Given exercise:
Show all lines that include the string "generations"; copy each one.

[Structured figure records]
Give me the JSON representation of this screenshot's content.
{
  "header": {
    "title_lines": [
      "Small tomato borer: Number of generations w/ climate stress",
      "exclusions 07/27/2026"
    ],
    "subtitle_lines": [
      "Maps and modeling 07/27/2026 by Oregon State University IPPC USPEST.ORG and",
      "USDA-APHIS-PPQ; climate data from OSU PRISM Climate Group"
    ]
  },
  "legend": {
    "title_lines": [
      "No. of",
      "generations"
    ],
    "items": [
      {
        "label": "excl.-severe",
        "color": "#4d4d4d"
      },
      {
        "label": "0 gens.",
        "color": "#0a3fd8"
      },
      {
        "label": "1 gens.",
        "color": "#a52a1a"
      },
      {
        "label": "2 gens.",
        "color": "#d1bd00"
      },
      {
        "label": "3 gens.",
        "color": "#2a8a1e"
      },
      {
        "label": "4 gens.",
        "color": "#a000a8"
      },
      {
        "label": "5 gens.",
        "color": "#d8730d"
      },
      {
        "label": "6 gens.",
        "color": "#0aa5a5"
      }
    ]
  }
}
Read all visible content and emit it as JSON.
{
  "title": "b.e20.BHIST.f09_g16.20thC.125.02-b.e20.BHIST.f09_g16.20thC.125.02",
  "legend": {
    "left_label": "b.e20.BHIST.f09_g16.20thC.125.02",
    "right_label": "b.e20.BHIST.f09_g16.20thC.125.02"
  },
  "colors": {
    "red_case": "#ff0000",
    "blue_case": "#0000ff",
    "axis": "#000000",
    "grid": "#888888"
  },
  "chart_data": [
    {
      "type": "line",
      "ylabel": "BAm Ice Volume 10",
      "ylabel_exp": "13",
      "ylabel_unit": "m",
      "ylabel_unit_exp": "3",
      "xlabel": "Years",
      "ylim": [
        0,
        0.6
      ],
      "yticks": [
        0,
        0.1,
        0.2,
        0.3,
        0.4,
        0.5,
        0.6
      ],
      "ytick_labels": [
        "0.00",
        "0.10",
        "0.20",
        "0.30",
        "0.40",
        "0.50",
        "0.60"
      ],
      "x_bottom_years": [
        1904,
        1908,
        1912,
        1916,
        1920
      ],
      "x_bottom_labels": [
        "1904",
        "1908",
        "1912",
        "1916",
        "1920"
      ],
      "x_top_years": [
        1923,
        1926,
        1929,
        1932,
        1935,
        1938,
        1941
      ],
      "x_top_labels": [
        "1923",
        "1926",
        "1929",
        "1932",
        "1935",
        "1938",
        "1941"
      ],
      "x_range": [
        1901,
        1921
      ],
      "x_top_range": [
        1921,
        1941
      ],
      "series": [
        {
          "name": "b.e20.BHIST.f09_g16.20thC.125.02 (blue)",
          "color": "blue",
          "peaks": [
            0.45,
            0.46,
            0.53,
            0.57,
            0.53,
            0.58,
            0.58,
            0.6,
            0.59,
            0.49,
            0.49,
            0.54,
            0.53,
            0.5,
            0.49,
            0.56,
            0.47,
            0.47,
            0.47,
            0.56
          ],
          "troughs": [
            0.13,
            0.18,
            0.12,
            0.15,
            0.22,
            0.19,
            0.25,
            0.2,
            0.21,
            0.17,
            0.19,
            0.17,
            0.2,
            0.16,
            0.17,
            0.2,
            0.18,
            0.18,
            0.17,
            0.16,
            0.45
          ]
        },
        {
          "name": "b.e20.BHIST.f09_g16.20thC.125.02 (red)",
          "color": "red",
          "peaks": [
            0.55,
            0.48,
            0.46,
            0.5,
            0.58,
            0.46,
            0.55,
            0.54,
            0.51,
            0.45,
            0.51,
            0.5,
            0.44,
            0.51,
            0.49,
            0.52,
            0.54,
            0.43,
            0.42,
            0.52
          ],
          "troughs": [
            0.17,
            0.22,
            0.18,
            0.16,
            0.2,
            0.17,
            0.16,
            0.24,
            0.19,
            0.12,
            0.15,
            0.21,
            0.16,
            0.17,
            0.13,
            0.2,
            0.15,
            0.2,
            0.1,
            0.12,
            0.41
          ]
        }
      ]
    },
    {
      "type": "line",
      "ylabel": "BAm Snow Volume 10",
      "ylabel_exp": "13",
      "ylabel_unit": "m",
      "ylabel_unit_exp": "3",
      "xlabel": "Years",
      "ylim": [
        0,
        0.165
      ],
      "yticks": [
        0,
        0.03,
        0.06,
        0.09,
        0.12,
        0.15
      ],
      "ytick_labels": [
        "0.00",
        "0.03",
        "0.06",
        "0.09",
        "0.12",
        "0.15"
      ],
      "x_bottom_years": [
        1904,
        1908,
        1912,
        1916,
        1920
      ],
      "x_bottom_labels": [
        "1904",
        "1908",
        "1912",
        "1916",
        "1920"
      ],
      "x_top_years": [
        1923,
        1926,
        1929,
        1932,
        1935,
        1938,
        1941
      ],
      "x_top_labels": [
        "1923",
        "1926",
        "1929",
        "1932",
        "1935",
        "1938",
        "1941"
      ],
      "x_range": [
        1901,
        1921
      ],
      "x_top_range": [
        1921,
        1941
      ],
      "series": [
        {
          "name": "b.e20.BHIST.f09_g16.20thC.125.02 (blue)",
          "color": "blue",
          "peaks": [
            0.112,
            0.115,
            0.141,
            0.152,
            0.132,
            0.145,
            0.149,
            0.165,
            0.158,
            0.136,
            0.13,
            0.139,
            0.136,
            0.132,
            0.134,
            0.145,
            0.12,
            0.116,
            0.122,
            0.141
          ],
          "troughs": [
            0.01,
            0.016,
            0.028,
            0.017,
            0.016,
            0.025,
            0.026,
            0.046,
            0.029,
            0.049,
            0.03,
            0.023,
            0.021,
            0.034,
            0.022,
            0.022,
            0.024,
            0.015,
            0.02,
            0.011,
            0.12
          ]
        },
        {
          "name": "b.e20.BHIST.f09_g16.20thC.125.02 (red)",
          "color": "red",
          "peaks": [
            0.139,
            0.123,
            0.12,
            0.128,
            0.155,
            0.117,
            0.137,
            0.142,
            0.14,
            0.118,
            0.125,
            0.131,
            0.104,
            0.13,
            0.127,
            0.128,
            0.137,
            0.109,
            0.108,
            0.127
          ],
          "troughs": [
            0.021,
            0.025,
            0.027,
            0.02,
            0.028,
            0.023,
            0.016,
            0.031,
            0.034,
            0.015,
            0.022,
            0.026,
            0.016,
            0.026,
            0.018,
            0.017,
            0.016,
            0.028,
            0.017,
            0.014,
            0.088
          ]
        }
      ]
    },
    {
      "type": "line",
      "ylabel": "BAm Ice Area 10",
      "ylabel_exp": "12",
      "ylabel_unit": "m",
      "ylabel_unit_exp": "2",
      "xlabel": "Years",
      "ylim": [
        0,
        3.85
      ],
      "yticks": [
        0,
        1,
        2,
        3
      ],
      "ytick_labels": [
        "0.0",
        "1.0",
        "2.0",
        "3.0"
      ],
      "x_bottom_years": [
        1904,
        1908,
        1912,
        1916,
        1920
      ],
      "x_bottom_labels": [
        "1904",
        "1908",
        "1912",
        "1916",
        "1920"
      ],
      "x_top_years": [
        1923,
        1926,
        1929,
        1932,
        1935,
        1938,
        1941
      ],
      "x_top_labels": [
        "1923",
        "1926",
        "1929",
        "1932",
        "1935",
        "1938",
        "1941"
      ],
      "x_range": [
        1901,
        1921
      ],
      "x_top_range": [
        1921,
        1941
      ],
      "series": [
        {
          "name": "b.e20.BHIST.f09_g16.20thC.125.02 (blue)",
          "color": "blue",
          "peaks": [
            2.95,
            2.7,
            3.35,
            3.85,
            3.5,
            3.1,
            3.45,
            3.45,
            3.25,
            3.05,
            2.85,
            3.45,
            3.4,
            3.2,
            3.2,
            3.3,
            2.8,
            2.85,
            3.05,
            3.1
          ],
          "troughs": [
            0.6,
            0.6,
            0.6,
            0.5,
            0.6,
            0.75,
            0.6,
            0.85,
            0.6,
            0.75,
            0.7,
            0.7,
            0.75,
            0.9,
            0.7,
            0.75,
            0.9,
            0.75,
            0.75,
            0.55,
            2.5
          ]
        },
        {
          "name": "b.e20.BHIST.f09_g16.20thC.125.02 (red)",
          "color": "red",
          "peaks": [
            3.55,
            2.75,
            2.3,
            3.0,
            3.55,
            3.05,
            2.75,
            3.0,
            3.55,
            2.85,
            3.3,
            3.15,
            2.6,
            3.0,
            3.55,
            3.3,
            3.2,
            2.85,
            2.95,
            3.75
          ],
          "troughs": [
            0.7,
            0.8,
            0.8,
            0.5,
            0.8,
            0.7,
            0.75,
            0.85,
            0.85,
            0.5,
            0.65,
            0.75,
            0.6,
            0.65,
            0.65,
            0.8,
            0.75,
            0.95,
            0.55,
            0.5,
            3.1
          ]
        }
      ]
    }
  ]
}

Response to the exercise:
      "Small tomato borer: Number of generations w/ climate stress",
      "generations"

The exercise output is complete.